EXERCISE GOAL>
Can you transcribe every record below exactly as it appears?

Saved entries
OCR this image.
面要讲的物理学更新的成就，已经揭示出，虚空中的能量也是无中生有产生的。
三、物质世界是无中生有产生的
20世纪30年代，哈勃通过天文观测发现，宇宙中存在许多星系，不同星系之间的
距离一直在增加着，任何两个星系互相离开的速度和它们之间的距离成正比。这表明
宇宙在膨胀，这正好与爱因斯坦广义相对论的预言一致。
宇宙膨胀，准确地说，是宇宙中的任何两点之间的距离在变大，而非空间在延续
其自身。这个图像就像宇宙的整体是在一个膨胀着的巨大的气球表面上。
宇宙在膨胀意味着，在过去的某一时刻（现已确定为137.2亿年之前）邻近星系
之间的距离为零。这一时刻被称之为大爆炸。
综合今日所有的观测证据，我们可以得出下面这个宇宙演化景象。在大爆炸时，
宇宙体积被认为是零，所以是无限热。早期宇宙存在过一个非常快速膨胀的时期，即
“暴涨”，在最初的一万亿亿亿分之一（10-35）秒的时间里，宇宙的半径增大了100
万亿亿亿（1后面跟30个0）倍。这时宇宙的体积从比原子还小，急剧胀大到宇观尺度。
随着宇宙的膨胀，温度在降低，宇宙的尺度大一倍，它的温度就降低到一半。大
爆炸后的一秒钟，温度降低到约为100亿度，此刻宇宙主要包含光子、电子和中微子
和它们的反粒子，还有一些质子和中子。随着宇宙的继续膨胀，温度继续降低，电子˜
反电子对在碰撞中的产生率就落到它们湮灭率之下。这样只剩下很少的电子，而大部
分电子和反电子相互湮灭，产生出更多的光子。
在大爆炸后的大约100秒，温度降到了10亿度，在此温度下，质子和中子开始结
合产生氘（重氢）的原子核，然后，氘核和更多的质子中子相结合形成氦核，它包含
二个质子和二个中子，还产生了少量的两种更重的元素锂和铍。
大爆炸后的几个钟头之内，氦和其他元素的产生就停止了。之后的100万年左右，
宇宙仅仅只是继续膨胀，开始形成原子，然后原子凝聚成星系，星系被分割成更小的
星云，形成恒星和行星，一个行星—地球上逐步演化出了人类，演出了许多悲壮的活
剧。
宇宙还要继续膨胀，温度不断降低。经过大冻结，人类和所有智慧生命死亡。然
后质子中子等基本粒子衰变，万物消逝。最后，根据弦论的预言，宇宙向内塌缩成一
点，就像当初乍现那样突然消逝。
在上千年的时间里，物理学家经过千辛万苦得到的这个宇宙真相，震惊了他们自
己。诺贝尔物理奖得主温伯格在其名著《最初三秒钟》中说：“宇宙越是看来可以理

SOLUTION>
OCR this image.
面要讲的物理学更新的成就，已经揭示出，虚空中的能量也是无中生有产生的。
三、物质世界是无中生有产生的
20世纪30年代，哈勃通过天文观测发现，宇宙中存在许多星系，不同星系之间的
距离一直在增加着，任何两个星系互相离开的速度和它们之间的距离成正比。这表明
宇宙在膨胀，这正好与爱因斯坦广义相对论的预言一致。
宇宙膨胀，准确地说，是宇宙中的任何两点之间的距离在变大，而非空间在延续
其自身。这个图像就像宇宙的整体是在一个膨胀着的巨大的气球表面上。
宇宙在膨胀意味着，在过去的某一时刻（现已确定为137.2亿年之前）邻近星系
之间的距离为零。这一时刻被称之为大爆炸。
综合今日所有的观测证据，我们可以得出下面这个宇宙演化景象。在大爆炸时，
宇宙体积被认为是零，所以是无限热。早期宇宙存在过一个非常快速膨胀的时期，即
“暴涨”，在最初的一万亿亿亿分之一（10-35）秒的时间里，宇宙的半径增大了100
万亿亿亿（1后面跟30个0）倍。这时宇宙的体积从比原子还小，急剧胀大到宇观尺度。
随着宇宙的膨胀，温度在降低，宇宙的尺度大一倍，它的温度就降低到一半。大
爆炸后的一秒钟，温度降低到约为100亿度，此刻宇宙主要包含光子、电子和中微子
和它们的反粒子，还有一些质子和中子。随着宇宙的继续膨胀，温度继续降低，电子˜
反电子对在碰撞中的产生率就落到它们湮灭率之下。这样只剩下很少的电子，而大部
分电子和反电子相互湮灭，产生出更多的光子。
在大爆炸后的大约100秒，温度降到了10亿度，在此温度下，质子和中子开始结
合产生氘（重氢）的原子核，然后，氘核和更多的质子中子相结合形成氦核，它包含
二个质子和二个中子，还产生了少量的两种更重的元素锂和铍。
大爆炸后的几个钟头之内，氦和其他元素的产生就停止了。之后的100万年左右，
宇宙仅仅只是继续膨胀，开始形成原子，然后原子凝聚成星系，星系被分割成更小的
星云，形成恒星和行星，一个行星—地球上逐步演化出了人类，演出了许多悲壮的活
剧。
宇宙还要继续膨胀，温度不断降低。经过大冻结，人类和所有智慧生命死亡。然
后质子中子等基本粒子衰变，万物消逝。最后，根据弦论的预言，宇宙向内塌缩成一
点，就像当初乍现那样突然消逝。
在上千年的时间里，物理学家经过千辛万苦得到的这个宇宙真相，震惊了他们自
己。诺贝尔物理奖得主温伯格在其名著《最初三秒钟》中说：“宇宙越是看来可以理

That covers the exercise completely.